* Task to complete
Retype all of the data exactly as given.

** Begin Data section **

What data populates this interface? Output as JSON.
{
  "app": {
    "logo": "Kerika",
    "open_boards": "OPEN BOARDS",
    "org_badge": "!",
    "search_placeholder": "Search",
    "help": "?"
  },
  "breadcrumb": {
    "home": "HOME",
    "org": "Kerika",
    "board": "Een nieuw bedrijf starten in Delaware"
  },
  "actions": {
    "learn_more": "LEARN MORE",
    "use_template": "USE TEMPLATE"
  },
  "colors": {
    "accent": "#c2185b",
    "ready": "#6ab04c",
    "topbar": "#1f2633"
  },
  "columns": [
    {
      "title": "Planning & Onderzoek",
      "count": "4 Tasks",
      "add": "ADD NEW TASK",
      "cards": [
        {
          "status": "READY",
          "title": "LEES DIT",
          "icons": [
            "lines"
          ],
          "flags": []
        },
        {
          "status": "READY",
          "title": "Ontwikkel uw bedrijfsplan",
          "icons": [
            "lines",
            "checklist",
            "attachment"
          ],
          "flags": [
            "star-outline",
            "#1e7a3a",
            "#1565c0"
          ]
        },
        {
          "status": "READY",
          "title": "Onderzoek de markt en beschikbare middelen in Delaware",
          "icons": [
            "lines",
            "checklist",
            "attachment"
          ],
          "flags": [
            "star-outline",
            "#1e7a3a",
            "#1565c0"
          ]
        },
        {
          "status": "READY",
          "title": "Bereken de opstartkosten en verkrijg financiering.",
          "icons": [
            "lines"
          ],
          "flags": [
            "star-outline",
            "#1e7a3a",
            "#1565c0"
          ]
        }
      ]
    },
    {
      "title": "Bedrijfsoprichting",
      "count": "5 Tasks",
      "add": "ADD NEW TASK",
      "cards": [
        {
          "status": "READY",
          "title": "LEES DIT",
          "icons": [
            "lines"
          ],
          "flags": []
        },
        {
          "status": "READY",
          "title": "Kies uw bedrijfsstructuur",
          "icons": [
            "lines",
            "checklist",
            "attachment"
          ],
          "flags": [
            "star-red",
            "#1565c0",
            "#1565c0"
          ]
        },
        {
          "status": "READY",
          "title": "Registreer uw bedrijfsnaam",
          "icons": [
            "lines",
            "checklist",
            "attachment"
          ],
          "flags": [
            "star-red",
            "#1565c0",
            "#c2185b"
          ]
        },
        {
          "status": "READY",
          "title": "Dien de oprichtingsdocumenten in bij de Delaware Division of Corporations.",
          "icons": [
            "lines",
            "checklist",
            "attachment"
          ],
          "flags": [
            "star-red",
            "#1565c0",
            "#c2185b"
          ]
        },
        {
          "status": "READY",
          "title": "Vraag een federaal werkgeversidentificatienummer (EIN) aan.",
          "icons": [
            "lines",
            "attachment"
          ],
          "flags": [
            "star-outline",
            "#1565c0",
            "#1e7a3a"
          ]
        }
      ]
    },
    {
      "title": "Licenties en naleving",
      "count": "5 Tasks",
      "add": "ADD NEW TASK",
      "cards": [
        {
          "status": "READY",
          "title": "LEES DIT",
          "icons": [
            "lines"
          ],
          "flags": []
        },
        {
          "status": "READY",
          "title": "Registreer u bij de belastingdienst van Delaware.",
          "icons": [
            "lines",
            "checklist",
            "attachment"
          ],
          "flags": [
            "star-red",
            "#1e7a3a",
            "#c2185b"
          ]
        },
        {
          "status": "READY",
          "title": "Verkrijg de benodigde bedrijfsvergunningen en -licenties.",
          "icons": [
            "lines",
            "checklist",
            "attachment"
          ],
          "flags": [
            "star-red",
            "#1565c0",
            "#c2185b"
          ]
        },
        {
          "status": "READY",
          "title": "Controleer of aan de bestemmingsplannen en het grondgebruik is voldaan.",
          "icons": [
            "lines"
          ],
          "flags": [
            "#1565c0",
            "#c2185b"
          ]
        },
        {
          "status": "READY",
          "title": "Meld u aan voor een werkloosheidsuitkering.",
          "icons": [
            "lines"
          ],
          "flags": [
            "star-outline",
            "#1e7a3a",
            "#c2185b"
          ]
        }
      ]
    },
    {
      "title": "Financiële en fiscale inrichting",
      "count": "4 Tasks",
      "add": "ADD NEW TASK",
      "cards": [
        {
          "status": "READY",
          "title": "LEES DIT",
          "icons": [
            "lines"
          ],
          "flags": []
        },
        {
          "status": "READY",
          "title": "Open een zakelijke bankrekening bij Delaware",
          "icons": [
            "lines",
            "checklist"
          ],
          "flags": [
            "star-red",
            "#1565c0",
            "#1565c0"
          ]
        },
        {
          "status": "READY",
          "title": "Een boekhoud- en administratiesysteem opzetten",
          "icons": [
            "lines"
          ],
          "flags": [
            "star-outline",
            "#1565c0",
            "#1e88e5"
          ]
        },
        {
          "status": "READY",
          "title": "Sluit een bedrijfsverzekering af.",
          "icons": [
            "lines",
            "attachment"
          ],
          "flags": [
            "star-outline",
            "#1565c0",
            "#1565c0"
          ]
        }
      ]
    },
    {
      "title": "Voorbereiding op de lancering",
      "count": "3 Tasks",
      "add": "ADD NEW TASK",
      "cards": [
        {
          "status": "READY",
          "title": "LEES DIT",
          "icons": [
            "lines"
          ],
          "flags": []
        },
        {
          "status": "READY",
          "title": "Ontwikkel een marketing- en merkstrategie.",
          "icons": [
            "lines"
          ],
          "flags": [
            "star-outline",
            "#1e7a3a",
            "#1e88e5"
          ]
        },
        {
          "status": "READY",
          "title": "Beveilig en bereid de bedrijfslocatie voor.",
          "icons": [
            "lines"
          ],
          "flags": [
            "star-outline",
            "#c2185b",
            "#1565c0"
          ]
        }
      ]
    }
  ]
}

** End Data section **

* Full answer
What data populates this interface? Output as JSON.
{
  "app": {
    "logo": "Kerika",
    "open_boards": "OPEN BOARDS",
    "org_badge": "!",
    "search_placeholder": "Search",
    "help": "?"
  },
  "breadcrumb": {
    "home": "HOME",
    "org": "Kerika",
    "board": "Een nieuw bedrijf starten in Delaware"
  },
  "actions": {
    "learn_more": "LEARN MORE",
    "use_template": "USE TEMPLATE"
  },
  "colors": {
    "accent": "#c2185b",
    "ready": "#6ab04c",
    "topbar": "#1f2633"
  },
  "columns": [
    {
      "title": "Planning & Onderzoek",
      "count": "4 Tasks",
      "add": "ADD NEW TASK",
      "cards": [
        {
          "status": "READY",
          "title": "LEES DIT",
          "icons": [
            "lines"
          ],
          "flags": []
        },
        {
          "status": "READY",
          "title": "Ontwikkel uw bedrijfsplan",
          "icons": [
            "lines",
            "checklist",
            "attachment"
          ],
          "flags": [
            "star-outline",
            "#1e7a3a",
            "#1565c0"
          ]
        },
        {
          "status": "READY",
          "title": "Onderzoek de markt en beschikbare middelen in Delaware",
          "icons": [
            "lines",
            "checklist",
            "attachment"
          ],
          "flags": [
            "star-outline",
            "#1e7a3a",
            "#1565c0"
          ]
        },
        {
          "status": "READY",
          "title": "Bereken de opstartkosten en verkrijg financiering.",
          "icons": [
            "lines"
          ],
          "flags": [
            "star-outline",
            "#1e7a3a",
            "#1565c0"
          ]
        }
      ]
    },
    {
      "title": "Bedrijfsoprichting",
      "count": "5 Tasks",
      "add": "ADD NEW TASK",
      "cards": [
        {
          "status": "READY",
          "title": "LEES DIT",
          "icons": [
            "lines"
          ],
          "flags": []
        },
        {
          "status": "READY",
          "title": "Kies uw bedrijfsstructuur",
          "icons": [
            "lines",
            "checklist",
            "attachment"
          ],
          "flags": [
            "star-red",
            "#1565c0",
            "#1565c0"
          ]
        },
        {
          "status": "READY",
          "title": "Registreer uw bedrijfsnaam",
          "icons": [
            "lines",
            "checklist",
            "attachment"
          ],
          "flags": [
            "star-red",
            "#1565c0",
            "#c2185b"
          ]
        },
        {
          "status": "READY",
          "title": "Dien de oprichtingsdocumenten in bij de Delaware Division of Corporations.",
          "icons": [
            "lines",
            "checklist",
            "attachment"
          ],
          "flags": [
            "star-red",
            "#1565c0",
            "#c2185b"
          ]
        },
        {
          "status": "READY",
          "title": "Vraag een federaal werkgeversidentificatienummer (EIN) aan.",
          "icons": [
            "lines",
            "attachment"
          ],
          "flags": [
            "star-outline",
            "#1565c0",
            "#1e7a3a"
          ]
        }
      ]
    },
    {
      "title": "Licenties en naleving",
      "count": "5 Tasks",
      "add": "ADD NEW TASK",
      "cards": [
        {
          "status": "READY",
          "title": "LEES DIT",
          "icons": [
            "lines"
          ],
          "flags": []
        },
        {
          "status": "READY",
          "title": "Registreer u bij de belastingdienst van Delaware.",
          "icons": [
            "lines",
            "checklist",
            "attachment"
          ],
          "flags": [
            "star-red",
            "#1e7a3a",
            "#c2185b"
          ]
        },
        {
          "status": "READY",
          "title": "Verkrijg de benodigde bedrijfsvergunningen en -licenties.",
          "icons": [
            "lines",
            "checklist",
            "attachment"
          ],
          "flags": [
            "star-red",
            "#1565c0",
            "#c2185b"
          ]
        },
        {
          "status": "READY",
          "title": "Controleer of aan de bestemmingsplannen en het grondgebruik is voldaan.",
          "icons": [
            "lines"
          ],
          "flags": [
            "#1565c0",
            "#c2185b"
          ]
        },
        {
          "status": "READY",
          "title": "Meld u aan voor een werkloosheidsuitkering.",
          "icons": [
            "lines"
          ],
          "flags": [
            "star-outline",
            "#1e7a3a",
            "#c2185b"
          ]
        }
      ]
    },
    {
      "title": "Financiële en fiscale inrichting",
      "count": "4 Tasks",
      "add": "ADD NEW TASK",
      "cards": [
        {
          "status": "READY",
          "title": "LEES DIT",
          "icons": [
            "lines"
          ],
          "flags": []
        },
        {
          "status": "READY",
          "title": "Open een zakelijke bankrekening bij Delaware",
          "icons": [
            "lines",
            "checklist"
          ],
          "flags": [
            "star-red",
            "#1565c0",
            "#1565c0"
          ]
        },
        {
          "status": "READY",
          "title": "Een boekhoud- en administratiesysteem opzetten",
          "icons": [
            "lines"
          ],
          "flags": [
            "star-outline",
            "#1565c0",
            "#1e88e5"
          ]
        },
        {
          "status": "READY",
          "title": "Sluit een bedrijfsverzekering af.",
          "icons": [
            "lines",
            "attachment"
          ],
          "flags": [
            "star-outline",
            "#1565c0",
            "#1565c0"
          ]
        }
      ]
    },
    {
      "title": "Voorbereiding op de lancering",
      "count": "3 Tasks",
      "add": "ADD NEW TASK",
      "cards": [
        {
          "status": "READY",
          "title": "LEES DIT",
          "icons": [
            "lines"
          ],
          "flags": []
        },
        {
          "status": "READY",
          "title": "Ontwikkel een marketing- en merkstrategie.",
          "icons": [
            "lines"
          ],
          "flags": [
            "star-outline",
            "#1e7a3a",
            "#1e88e5"
          ]
        },
        {
          "status": "READY",
          "title": "Beveilig en bereid de bedrijfslocatie voor.",
          "icons": [
            "lines"
          ],
          "flags": [
            "star-outline",
            "#c2185b",
            "#1565c0"
          ]
        }
      ]
    }
  ]
}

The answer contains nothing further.